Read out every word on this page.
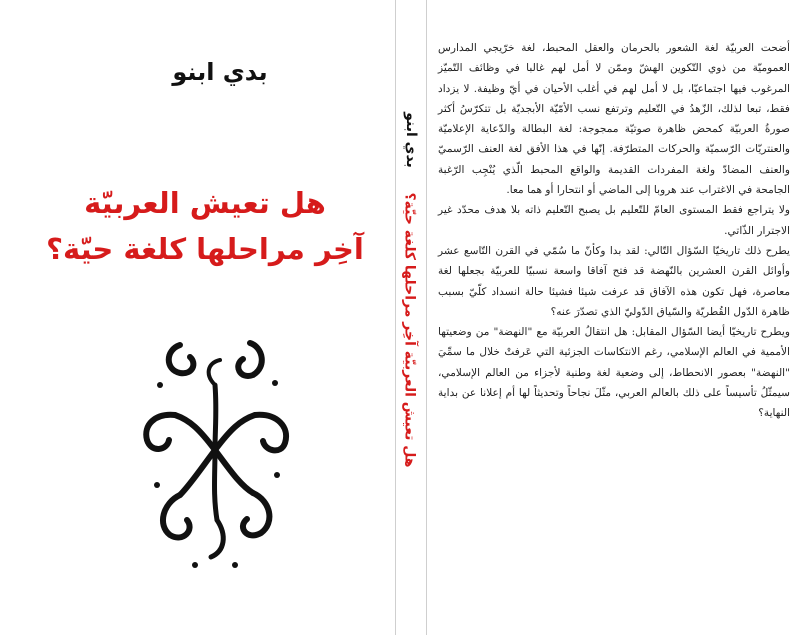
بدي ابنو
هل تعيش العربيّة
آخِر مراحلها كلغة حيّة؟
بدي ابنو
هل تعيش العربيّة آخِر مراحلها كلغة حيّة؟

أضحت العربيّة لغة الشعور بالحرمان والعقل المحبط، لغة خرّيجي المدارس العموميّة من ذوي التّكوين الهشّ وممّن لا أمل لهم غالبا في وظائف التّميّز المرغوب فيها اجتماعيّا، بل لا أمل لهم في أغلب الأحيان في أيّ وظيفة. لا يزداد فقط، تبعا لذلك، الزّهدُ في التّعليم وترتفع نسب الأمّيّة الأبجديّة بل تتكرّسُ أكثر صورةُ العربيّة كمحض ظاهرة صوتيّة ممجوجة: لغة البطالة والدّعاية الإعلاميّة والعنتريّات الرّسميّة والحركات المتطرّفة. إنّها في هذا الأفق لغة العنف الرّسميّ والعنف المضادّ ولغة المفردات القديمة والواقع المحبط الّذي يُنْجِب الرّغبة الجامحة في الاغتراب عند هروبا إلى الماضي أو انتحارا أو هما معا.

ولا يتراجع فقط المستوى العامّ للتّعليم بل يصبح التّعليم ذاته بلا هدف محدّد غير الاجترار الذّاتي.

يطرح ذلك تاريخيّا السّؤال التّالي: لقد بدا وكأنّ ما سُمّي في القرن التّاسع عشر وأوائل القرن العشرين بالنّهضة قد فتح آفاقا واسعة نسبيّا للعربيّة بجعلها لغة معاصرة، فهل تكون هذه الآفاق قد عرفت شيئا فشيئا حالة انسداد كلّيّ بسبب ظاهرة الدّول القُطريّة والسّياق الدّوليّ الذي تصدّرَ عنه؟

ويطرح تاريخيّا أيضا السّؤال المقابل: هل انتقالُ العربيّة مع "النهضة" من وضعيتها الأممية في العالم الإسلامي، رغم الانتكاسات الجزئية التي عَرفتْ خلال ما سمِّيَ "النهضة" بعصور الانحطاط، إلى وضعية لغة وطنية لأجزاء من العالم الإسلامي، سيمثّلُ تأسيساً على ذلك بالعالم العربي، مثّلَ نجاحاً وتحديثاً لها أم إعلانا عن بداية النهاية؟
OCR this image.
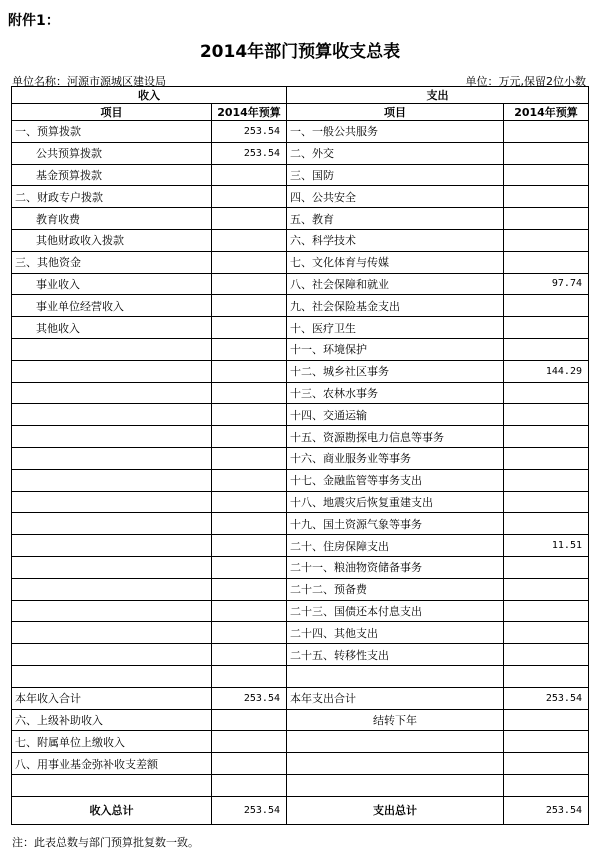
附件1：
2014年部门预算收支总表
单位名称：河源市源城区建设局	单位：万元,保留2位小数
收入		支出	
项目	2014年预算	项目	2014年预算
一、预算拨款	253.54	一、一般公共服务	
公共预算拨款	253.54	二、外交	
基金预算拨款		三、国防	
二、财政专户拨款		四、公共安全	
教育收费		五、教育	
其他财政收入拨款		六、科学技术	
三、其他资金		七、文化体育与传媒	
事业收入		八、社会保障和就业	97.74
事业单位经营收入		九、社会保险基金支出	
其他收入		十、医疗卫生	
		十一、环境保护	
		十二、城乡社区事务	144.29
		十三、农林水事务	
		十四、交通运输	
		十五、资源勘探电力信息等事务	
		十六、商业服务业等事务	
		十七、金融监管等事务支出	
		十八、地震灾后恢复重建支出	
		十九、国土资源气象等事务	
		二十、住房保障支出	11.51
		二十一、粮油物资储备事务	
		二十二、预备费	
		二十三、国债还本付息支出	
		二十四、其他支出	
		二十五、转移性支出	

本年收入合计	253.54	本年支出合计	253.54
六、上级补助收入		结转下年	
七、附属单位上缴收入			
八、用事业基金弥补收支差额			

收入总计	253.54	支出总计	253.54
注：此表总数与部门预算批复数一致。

---*---

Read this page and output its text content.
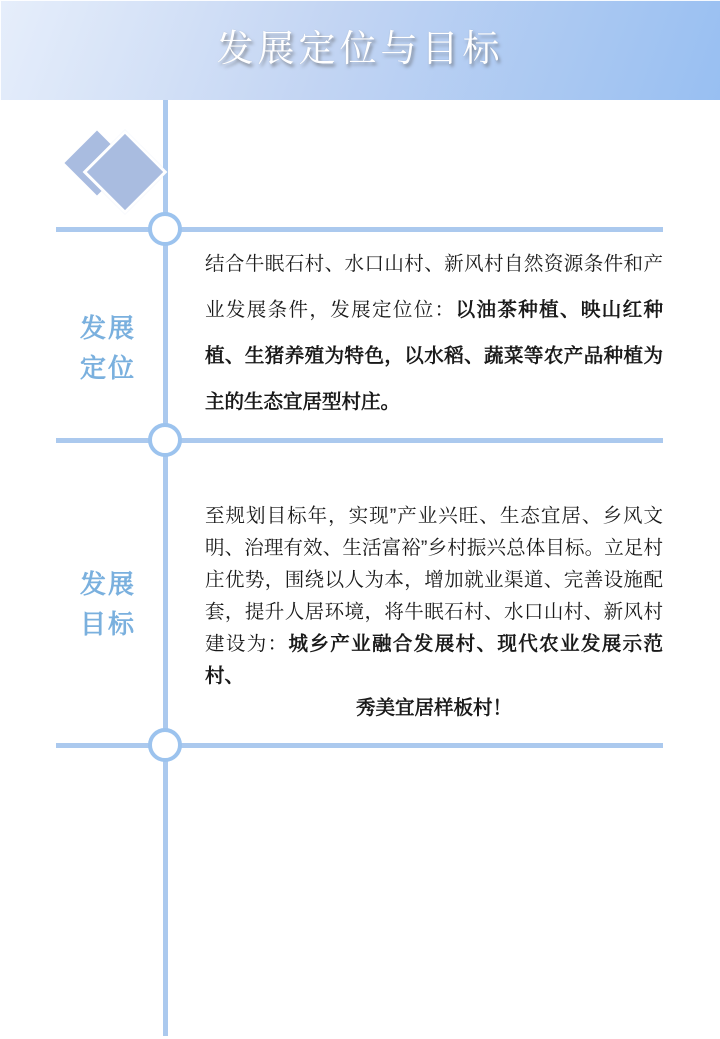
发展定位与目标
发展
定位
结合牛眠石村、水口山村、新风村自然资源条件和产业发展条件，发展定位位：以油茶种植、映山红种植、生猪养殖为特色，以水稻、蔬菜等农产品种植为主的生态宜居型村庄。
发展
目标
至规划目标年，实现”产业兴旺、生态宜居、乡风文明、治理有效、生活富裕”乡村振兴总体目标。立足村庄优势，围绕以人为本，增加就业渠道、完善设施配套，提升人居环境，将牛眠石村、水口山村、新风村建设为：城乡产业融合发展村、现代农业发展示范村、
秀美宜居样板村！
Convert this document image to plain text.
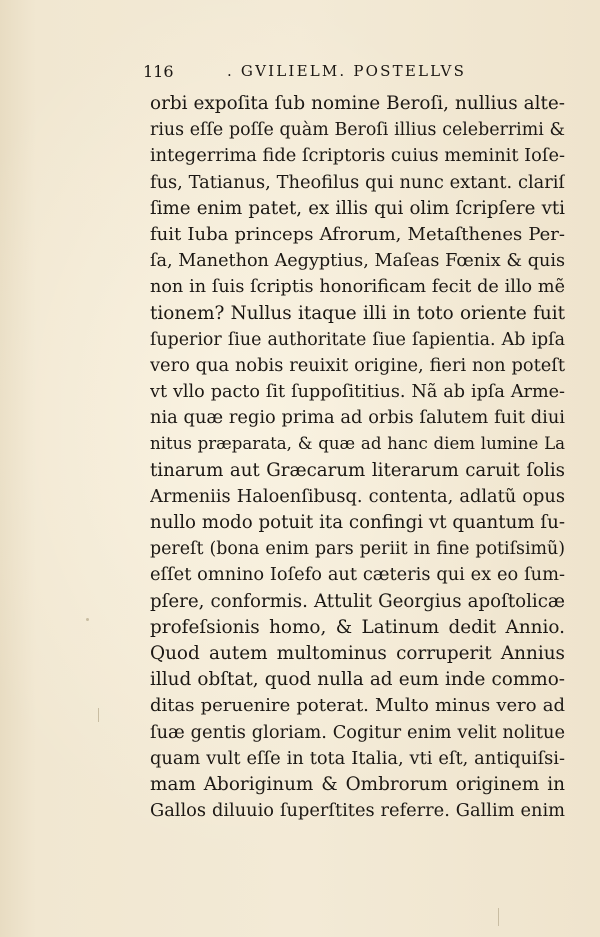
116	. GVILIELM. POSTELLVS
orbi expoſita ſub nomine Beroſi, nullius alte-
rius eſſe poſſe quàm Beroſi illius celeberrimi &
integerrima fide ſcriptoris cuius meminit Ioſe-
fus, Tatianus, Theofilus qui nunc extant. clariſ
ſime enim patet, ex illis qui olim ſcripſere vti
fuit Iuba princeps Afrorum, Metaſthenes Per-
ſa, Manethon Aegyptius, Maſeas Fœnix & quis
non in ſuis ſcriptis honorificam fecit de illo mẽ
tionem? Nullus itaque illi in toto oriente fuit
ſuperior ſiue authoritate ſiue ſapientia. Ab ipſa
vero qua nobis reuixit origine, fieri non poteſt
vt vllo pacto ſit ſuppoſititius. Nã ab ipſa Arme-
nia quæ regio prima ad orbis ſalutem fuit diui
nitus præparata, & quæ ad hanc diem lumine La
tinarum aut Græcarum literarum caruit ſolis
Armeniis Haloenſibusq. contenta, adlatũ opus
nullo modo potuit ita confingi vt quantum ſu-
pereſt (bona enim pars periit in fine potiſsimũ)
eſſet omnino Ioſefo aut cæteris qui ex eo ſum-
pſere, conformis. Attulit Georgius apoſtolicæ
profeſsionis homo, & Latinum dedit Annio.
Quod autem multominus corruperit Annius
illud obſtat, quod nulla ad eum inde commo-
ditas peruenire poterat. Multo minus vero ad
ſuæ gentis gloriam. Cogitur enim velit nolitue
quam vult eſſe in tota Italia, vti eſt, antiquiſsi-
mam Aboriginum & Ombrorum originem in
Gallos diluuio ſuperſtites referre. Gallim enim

---*---

### TASK STATEMENT
Show, from the listing above, each line that contains the word "text".

### TASK ANSWER
Read this page and output its text content.
Convert this document image to plain text.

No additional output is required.